— WHAT NEEDS TO BE DONE —
Repeat the listing below in full, exactly as it stands.

Excerpts from a figure dataset
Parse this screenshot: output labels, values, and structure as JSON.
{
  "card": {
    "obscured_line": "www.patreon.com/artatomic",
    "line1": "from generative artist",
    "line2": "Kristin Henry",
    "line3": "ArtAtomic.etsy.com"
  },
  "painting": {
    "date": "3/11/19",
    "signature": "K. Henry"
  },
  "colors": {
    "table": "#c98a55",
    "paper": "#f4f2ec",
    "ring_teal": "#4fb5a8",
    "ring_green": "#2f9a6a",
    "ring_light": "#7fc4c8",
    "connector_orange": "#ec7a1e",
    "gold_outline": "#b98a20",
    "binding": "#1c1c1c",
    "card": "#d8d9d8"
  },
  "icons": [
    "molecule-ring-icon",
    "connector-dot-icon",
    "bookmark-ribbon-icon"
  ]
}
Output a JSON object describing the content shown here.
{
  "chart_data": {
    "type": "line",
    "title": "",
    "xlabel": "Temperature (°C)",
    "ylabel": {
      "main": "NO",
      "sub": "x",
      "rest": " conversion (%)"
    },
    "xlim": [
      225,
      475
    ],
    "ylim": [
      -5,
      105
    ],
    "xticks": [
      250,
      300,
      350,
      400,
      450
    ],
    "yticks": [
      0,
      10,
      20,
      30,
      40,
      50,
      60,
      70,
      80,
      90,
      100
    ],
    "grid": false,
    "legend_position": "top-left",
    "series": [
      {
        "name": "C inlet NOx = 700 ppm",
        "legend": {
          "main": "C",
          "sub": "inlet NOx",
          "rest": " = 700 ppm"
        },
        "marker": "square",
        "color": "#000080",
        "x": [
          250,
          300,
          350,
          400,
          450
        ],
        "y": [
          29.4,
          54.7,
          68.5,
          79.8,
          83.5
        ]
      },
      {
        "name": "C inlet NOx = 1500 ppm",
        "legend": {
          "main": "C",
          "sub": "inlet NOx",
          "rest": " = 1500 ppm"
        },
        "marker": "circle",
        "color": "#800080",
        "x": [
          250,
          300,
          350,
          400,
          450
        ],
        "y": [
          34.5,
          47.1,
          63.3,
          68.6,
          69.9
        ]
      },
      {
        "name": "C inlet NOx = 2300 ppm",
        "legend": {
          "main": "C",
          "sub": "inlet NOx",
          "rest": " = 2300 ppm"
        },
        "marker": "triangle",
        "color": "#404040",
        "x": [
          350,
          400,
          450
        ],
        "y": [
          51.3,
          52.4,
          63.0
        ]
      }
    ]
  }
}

— RESULT FOR THIS EXERCISE —
Parse this screenshot: output labels, values, and structure as JSON.
{
  "card": {
    "obscured_line": "www.patreon.com/artatomic",
    "line1": "from generative artist",
    "line2": "Kristin Henry",
    "line3": "ArtAtomic.etsy.com"
  },
  "painting": {
    "date": "3/11/19",
    "signature": "K. Henry"
  },
  "colors": {
    "table": "#c98a55",
    "paper": "#f4f2ec",
    "ring_teal": "#4fb5a8",
    "ring_green": "#2f9a6a",
    "ring_light": "#7fc4c8",
    "connector_orange": "#ec7a1e",
    "gold_outline": "#b98a20",
    "binding": "#1c1c1c",
    "card": "#d8d9d8"
  },
  "icons": [
    "molecule-ring-icon",
    "connector-dot-icon",
    "bookmark-ribbon-icon"
  ]
}
Output a JSON object describing the content shown here.
{
  "chart_data": {
    "type": "line",
    "title": "",
    "xlabel": "Temperature (°C)",
    "ylabel": {
      "main": "NO",
      "sub": "x",
      "rest": " conversion (%)"
    },
    "xlim": [
      225,
      475
    ],
    "ylim": [
      -5,
      105
    ],
    "xticks": [
      250,
      300,
      350,
      400,
      450
    ],
    "yticks": [
      0,
      10,
      20,
      30,
      40,
      50,
      60,
      70,
      80,
      90,
      100
    ],
    "grid": false,
    "legend_position": "top-left",
    "series": [
      {
        "name": "C inlet NOx = 700 ppm",
        "legend": {
          "main": "C",
          "sub": "inlet NOx",
          "rest": " = 700 ppm"
        },
        "marker": "square",
        "color": "#000080",
        "x": [
          250,
          300,
          350,
          400,
          450
        ],
        "y": [
          29.4,
          54.7,
          68.5,
          79.8,
          83.5
        ]
      },
      {
        "name": "C inlet NOx = 1500 ppm",
        "legend": {
          "main": "C",
          "sub": "inlet NOx",
          "rest": " = 1500 ppm"
        },
        "marker": "circle",
        "color": "#800080",
        "x": [
          250,
          300,
          350,
          400,
          450
        ],
        "y": [
          34.5,
          47.1,
          63.3,
          68.6,
          69.9
        ]
      },
      {
        "name": "C inlet NOx = 2300 ppm",
        "legend": {
          "main": "C",
          "sub": "inlet NOx",
          "rest": " = 2300 ppm"
        },
        "marker": "triangle",
        "color": "#404040",
        "x": [
          350,
          400,
          450
        ],
        "y": [
          51.3,
          52.4,
          63.0
        ]
      }
    ]
  }
}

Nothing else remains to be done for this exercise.